* DATA SUPPLIED:

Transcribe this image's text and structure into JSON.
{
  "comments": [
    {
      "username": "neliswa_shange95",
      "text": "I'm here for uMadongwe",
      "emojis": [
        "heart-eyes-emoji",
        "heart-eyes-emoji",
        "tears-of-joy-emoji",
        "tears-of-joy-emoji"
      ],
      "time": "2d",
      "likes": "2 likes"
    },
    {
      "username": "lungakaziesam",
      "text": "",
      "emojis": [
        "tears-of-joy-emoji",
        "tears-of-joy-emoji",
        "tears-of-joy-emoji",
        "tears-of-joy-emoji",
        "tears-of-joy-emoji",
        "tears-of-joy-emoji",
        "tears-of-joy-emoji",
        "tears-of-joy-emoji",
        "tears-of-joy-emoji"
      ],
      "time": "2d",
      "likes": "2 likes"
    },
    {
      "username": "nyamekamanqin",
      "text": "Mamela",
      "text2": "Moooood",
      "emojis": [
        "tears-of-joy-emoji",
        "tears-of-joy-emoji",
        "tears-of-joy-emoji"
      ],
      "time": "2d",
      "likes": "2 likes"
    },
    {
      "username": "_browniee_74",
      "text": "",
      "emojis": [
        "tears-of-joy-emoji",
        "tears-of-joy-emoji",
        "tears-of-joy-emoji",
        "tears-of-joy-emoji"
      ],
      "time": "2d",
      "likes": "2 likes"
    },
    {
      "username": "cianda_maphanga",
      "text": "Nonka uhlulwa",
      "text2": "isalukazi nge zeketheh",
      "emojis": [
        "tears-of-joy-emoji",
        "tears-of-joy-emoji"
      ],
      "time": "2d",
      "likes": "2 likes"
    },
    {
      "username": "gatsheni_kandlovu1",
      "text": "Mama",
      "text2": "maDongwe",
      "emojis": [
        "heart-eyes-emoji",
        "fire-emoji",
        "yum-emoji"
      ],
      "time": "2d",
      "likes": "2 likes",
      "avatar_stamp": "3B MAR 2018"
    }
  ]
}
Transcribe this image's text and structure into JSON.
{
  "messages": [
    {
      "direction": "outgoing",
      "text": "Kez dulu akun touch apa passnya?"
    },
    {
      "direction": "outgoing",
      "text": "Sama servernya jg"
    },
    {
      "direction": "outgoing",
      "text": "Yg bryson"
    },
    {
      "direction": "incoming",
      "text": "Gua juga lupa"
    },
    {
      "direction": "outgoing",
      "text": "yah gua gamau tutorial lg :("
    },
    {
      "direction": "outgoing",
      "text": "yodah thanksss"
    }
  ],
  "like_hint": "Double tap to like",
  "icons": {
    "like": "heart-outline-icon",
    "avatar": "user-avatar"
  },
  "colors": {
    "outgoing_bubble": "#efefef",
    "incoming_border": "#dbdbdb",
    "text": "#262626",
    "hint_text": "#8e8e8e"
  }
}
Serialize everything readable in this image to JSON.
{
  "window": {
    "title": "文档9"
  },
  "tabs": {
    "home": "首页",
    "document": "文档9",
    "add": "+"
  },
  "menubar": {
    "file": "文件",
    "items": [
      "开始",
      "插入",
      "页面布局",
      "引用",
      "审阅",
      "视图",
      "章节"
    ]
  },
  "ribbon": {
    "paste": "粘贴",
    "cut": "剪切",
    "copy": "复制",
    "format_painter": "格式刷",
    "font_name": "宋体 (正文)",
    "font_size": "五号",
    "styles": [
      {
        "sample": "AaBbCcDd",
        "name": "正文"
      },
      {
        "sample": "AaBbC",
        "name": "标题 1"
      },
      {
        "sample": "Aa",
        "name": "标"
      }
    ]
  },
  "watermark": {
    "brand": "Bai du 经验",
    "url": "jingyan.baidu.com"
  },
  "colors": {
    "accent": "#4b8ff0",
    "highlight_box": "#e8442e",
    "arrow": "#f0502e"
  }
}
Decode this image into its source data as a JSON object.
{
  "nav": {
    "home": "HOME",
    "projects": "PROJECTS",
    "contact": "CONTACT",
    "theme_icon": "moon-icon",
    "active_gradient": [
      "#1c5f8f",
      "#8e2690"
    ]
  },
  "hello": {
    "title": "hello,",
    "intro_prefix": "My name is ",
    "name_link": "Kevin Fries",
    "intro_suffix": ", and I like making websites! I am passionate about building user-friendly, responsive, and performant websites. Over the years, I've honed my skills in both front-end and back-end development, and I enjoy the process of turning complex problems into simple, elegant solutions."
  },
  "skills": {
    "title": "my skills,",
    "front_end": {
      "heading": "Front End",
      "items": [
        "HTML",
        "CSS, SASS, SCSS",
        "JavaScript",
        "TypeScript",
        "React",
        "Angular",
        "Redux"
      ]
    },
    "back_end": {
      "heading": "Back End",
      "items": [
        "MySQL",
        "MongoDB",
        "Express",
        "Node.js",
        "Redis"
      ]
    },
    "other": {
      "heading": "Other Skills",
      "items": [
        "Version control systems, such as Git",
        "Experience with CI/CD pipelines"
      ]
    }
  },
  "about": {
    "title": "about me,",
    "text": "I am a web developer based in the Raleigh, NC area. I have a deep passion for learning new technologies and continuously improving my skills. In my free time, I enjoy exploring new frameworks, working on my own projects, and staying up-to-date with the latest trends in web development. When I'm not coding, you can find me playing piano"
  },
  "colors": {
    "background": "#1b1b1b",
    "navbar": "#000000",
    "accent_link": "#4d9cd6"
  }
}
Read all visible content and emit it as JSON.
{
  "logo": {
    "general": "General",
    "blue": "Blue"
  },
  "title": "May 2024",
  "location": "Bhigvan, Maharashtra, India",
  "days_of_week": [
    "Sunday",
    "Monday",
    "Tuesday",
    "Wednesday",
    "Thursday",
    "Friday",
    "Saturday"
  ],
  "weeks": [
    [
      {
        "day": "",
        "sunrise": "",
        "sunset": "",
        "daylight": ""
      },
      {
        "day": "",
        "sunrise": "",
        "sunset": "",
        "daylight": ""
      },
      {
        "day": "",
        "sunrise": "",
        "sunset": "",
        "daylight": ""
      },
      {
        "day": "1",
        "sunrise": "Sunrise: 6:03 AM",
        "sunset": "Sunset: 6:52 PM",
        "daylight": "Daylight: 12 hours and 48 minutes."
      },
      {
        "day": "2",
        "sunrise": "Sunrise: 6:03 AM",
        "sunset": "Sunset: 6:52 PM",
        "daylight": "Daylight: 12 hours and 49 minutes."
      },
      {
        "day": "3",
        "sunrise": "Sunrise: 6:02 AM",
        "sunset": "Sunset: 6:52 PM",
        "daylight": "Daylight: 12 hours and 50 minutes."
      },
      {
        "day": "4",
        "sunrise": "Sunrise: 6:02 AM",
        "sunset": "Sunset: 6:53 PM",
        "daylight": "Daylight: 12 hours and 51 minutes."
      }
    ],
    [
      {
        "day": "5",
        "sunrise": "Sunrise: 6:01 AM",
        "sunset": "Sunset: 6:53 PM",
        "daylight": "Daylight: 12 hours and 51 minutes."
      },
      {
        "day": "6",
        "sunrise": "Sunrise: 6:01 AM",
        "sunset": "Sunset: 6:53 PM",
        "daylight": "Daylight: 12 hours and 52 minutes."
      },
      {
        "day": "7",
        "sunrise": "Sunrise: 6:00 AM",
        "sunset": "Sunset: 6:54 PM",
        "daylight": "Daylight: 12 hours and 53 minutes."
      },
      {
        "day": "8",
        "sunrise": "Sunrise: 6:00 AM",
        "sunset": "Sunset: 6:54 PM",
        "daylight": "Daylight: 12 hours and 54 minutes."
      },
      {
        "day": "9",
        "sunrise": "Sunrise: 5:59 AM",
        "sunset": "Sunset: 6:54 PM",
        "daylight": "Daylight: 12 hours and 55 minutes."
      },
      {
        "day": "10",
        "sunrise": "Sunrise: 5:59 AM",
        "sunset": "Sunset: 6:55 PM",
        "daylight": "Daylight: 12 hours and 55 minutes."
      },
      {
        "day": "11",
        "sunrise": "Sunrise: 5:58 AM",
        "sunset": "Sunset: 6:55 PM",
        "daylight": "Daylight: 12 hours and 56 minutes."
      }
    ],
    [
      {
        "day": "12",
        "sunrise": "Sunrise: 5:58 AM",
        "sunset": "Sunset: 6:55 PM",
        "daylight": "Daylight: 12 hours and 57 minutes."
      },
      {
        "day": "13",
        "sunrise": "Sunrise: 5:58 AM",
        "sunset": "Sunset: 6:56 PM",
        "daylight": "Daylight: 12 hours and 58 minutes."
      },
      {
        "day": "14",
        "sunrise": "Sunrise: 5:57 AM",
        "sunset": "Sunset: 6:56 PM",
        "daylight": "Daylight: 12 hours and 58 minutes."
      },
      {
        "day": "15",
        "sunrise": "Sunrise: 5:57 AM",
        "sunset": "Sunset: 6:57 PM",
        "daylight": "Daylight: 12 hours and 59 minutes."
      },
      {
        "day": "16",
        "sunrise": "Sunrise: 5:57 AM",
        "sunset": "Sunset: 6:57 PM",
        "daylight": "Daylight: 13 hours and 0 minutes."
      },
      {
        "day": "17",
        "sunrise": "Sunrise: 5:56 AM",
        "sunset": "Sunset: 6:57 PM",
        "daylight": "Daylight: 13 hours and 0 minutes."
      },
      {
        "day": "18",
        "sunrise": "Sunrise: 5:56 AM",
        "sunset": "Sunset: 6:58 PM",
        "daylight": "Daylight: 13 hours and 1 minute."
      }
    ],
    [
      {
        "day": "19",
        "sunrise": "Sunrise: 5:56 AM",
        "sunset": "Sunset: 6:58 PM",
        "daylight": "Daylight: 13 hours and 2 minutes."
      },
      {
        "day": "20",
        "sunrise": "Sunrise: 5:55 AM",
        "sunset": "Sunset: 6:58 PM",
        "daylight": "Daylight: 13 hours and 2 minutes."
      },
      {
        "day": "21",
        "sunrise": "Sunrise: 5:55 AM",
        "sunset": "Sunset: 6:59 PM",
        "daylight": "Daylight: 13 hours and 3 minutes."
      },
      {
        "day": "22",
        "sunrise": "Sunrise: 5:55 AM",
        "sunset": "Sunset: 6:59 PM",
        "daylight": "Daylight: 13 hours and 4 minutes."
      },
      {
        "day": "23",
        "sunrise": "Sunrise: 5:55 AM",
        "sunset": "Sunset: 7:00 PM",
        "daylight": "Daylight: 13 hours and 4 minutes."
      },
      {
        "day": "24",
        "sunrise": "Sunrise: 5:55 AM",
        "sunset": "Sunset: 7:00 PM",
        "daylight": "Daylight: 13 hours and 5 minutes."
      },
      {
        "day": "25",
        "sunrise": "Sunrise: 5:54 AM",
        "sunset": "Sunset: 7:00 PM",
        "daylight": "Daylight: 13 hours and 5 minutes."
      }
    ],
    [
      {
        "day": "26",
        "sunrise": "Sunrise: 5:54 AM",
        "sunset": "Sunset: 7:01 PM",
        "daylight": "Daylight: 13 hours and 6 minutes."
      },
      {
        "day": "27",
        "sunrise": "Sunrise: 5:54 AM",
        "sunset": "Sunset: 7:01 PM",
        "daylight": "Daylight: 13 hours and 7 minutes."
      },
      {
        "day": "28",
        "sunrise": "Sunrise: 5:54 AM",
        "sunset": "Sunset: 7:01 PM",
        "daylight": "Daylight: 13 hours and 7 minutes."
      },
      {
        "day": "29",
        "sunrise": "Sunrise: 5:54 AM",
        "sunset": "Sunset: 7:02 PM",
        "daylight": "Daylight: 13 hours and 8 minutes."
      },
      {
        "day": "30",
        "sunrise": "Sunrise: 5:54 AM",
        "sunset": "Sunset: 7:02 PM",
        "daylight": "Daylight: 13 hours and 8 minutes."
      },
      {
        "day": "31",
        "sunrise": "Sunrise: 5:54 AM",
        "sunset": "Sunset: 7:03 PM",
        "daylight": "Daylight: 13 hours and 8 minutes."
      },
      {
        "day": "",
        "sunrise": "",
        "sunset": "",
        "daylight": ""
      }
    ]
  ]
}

* TASK REQUIREMENTS:
Pull out all lines containing "heading".

* SOLUTION FOR THIS EXERCISE:
      "heading": "Front End",
      "heading": "Back End",
      "heading": "Other Skills",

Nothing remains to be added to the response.